» WRITTEN REQUEST: Determine the count of lines holding "hankealoituksiin" and give that count alone.
::::::
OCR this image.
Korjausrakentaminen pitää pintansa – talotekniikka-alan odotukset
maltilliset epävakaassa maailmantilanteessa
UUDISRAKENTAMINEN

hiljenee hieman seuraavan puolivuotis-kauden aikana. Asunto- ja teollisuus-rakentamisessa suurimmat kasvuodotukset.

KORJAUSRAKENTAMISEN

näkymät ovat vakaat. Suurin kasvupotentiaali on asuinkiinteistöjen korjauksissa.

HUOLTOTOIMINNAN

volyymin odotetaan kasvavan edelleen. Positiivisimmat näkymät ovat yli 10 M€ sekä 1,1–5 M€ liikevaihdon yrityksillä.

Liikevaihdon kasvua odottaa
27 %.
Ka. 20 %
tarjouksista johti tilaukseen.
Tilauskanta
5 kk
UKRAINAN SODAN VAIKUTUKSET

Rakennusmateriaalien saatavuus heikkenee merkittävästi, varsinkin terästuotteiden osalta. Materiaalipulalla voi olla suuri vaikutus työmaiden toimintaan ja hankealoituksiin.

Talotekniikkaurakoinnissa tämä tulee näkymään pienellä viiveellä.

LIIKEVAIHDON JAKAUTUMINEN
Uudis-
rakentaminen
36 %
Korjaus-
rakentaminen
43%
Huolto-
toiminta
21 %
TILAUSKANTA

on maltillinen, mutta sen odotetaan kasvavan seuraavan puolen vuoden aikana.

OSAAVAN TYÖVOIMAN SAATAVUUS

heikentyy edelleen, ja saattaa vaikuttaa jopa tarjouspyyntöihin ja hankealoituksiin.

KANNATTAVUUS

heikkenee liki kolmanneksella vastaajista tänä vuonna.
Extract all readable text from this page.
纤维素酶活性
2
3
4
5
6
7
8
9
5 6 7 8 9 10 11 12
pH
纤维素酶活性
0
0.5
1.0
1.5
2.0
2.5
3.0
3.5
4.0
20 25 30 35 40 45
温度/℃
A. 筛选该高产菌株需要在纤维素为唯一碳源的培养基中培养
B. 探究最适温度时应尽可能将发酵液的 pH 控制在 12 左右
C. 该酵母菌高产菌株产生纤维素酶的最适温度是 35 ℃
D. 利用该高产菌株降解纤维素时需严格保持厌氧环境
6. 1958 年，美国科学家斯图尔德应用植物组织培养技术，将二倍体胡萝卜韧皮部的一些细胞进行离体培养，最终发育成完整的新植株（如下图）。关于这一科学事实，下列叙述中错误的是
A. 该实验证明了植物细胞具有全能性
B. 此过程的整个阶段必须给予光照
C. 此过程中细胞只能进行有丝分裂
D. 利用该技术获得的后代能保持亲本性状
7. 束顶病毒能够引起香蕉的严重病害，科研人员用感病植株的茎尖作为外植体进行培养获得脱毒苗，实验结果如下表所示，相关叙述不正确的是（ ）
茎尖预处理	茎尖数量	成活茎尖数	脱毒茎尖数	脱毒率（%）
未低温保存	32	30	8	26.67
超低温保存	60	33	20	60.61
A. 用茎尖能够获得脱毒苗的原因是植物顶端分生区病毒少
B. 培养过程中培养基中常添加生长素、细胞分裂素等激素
::::::
» SOLVED EXERCISE: 2